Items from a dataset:
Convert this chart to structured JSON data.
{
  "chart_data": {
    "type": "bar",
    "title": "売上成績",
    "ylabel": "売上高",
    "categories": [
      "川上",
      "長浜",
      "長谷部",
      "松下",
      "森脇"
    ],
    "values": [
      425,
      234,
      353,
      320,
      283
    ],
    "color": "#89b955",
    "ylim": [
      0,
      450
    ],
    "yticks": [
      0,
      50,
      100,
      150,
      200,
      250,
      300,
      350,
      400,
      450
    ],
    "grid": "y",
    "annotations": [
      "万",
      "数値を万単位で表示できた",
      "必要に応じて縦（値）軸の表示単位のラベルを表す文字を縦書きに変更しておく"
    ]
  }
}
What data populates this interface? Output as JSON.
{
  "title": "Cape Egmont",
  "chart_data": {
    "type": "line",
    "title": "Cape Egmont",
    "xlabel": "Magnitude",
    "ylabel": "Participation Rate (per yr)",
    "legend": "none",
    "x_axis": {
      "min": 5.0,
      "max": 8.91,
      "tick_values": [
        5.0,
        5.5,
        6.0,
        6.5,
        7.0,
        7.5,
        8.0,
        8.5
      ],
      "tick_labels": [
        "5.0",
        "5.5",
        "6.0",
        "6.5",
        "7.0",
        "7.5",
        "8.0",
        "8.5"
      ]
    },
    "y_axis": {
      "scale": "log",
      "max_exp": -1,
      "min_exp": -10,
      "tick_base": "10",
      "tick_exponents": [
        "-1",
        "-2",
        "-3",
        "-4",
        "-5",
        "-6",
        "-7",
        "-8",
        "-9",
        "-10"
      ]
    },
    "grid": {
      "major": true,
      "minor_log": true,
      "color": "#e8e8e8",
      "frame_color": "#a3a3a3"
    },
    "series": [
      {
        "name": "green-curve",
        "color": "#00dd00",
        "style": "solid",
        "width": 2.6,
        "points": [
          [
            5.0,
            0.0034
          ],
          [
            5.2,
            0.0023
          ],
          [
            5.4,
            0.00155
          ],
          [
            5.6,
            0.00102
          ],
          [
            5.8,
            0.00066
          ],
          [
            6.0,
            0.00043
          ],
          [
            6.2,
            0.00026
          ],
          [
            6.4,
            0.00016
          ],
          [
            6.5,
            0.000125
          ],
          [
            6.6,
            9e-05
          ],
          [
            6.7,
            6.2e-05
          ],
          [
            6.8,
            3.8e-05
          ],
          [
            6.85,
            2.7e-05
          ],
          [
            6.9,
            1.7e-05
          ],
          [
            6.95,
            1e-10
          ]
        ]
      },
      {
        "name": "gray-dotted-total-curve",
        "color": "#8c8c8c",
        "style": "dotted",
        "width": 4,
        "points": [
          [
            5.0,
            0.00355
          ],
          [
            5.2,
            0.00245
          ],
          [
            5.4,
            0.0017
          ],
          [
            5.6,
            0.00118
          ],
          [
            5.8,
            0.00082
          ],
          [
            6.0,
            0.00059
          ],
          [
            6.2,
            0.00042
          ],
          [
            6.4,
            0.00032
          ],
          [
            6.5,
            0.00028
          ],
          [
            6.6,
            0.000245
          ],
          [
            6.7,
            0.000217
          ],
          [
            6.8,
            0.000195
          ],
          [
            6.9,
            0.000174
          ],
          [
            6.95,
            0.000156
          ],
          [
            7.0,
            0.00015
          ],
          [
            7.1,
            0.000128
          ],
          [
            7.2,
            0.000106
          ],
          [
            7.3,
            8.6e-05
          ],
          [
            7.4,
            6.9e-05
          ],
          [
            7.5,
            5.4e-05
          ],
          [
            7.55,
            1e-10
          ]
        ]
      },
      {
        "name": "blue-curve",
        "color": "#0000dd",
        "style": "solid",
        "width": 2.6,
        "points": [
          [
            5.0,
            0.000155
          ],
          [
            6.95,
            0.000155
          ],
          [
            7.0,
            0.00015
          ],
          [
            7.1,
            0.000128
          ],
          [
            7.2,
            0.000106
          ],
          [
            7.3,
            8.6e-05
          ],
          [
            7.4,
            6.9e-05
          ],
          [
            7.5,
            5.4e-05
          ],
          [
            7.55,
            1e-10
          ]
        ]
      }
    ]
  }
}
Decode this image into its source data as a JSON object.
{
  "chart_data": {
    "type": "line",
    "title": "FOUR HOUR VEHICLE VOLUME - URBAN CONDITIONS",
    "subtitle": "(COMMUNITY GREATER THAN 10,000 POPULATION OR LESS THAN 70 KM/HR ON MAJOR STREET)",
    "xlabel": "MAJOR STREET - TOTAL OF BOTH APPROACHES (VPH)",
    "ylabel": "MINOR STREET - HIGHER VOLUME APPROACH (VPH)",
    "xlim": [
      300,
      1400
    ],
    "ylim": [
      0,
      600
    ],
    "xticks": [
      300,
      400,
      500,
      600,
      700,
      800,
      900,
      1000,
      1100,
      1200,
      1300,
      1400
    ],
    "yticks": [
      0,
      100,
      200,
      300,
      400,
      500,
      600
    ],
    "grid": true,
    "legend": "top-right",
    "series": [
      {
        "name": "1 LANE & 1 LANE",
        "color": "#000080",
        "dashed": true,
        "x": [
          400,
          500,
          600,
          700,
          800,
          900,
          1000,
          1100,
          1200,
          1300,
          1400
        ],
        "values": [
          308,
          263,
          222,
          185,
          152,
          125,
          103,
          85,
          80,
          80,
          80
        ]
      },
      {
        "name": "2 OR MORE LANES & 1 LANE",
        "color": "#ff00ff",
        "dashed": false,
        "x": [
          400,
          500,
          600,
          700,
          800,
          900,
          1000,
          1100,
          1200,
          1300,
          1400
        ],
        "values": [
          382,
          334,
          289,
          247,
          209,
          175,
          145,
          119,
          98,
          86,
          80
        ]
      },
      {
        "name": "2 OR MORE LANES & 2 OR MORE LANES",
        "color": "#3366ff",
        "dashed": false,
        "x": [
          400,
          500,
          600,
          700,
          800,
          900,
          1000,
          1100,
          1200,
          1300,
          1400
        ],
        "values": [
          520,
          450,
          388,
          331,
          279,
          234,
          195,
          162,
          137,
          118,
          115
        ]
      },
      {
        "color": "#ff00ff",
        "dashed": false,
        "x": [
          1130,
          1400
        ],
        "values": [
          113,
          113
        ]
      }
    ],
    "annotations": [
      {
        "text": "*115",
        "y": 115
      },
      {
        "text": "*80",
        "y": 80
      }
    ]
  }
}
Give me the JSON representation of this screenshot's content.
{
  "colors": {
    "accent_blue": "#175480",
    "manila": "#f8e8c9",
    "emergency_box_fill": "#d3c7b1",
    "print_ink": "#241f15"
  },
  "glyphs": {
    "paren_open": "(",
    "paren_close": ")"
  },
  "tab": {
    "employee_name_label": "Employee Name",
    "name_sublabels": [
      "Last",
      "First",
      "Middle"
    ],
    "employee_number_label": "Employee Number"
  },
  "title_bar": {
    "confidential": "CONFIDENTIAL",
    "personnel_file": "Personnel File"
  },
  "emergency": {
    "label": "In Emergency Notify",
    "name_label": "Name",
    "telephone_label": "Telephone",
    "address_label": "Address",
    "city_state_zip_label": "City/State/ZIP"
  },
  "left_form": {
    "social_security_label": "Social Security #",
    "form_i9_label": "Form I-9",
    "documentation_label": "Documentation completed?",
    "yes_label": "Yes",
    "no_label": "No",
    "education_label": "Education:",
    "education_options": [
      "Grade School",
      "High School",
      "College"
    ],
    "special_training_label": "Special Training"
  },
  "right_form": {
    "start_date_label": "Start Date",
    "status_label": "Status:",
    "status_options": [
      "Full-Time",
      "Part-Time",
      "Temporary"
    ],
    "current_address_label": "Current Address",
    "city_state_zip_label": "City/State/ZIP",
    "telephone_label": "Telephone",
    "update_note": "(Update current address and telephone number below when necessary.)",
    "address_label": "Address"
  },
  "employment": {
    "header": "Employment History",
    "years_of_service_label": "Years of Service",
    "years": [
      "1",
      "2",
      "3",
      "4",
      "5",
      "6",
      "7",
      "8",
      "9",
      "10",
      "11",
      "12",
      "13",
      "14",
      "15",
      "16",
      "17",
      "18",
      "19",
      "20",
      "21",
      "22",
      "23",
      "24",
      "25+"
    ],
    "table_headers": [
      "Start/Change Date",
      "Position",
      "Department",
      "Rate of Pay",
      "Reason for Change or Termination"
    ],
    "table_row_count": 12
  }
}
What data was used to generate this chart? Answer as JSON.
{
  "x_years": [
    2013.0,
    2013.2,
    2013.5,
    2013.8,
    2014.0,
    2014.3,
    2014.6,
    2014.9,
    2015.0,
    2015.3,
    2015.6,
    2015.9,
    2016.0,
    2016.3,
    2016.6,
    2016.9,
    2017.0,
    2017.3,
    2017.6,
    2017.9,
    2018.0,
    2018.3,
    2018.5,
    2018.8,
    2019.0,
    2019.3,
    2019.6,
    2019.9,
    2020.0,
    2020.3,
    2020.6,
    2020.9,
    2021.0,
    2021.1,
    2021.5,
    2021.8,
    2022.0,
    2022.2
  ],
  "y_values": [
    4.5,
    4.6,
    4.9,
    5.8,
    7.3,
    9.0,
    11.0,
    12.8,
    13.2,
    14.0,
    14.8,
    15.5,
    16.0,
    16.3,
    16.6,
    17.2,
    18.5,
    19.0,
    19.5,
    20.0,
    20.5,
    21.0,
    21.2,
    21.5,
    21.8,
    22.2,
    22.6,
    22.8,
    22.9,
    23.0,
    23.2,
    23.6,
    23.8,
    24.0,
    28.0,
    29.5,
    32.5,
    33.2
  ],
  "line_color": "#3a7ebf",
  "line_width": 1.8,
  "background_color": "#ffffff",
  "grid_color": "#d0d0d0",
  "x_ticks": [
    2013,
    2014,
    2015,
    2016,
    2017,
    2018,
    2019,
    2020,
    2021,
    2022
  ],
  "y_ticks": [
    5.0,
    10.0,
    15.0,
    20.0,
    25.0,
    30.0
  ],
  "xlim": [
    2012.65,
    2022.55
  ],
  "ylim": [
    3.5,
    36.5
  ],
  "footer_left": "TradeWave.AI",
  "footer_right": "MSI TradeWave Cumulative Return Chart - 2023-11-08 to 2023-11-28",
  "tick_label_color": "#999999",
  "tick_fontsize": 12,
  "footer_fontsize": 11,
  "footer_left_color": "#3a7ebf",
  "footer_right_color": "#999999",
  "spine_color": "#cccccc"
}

To be done> Show the lines that mention the word "STREET".

Task response>
    "subtitle": "(COMMUNITY GREATER THAN 10,000 POPULATION OR LESS THAN 70 KM/HR ON MAJOR STREET)",
    "xlabel": "MAJOR STREET - TOTAL OF BOTH APPROACHES (VPH)",
    "ylabel": "MINOR STREET - HIGHER VOLUME APPROACH (VPH)",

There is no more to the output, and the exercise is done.